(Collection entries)
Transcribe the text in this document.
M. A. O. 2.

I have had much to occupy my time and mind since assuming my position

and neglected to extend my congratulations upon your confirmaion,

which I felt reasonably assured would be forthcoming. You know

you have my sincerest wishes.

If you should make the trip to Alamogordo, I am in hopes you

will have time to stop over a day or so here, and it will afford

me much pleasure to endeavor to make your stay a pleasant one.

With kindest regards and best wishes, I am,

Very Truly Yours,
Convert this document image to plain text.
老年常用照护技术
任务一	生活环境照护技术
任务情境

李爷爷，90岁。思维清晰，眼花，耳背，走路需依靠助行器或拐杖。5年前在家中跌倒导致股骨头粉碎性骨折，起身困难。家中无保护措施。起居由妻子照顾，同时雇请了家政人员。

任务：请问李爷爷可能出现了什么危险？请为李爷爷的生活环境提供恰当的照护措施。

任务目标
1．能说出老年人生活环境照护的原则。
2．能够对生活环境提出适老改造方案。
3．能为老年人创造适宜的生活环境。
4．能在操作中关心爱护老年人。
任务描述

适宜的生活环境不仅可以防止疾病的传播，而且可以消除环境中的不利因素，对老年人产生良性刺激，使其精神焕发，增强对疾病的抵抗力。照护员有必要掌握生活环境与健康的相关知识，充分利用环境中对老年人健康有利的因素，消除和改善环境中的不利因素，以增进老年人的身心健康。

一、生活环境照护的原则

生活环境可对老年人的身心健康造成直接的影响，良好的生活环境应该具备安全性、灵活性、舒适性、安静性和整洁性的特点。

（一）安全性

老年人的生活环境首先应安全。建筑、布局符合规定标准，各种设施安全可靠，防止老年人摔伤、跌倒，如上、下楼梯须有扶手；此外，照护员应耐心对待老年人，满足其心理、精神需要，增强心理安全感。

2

(The task):
All of the data needs to be reproduced exactly, with no line missing.

(Result):
Transcribe the text in this document.
M. A. O. 2.

I have had much to occupy my time and mind since assuming my position

and neglected to extend my congratulations upon your confirmaion,

which I felt reasonably assured would be forthcoming. You know

you have my sincerest wishes.

If you should make the trip to Alamogordo, I am in hopes you

will have time to stop over a day or so here, and it will afford

me much pleasure to endeavor to make your stay a pleasant one.

With kindest regards and best wishes, I am,

Very Truly Yours,
Convert this document image to plain text.
老年常用照护技术
任务一	生活环境照护技术
任务情境

李爷爷，90岁。思维清晰，眼花，耳背，走路需依靠助行器或拐杖。5年前在家中跌倒导致股骨头粉碎性骨折，起身困难。家中无保护措施。起居由妻子照顾，同时雇请了家政人员。

任务：请问李爷爷可能出现了什么危险？请为李爷爷的生活环境提供恰当的照护措施。

任务目标
1．能说出老年人生活环境照护的原则。
2．能够对生活环境提出适老改造方案。
3．能为老年人创造适宜的生活环境。
4．能在操作中关心爱护老年人。
任务描述

适宜的生活环境不仅可以防止疾病的传播，而且可以消除环境中的不利因素，对老年人产生良性刺激，使其精神焕发，增强对疾病的抵抗力。照护员有必要掌握生活环境与健康的相关知识，充分利用环境中对老年人健康有利的因素，消除和改善环境中的不利因素，以增进老年人的身心健康。

一、生活环境照护的原则

生活环境可对老年人的身心健康造成直接的影响，良好的生活环境应该具备安全性、灵活性、舒适性、安静性和整洁性的特点。

（一）安全性

老年人的生活环境首先应安全。建筑、布局符合规定标准，各种设施安全可靠，防止老年人摔伤、跌倒，如上、下楼梯须有扶手；此外，照护员应耐心对待老年人，满足其心理、精神需要，增强心理安全感。

2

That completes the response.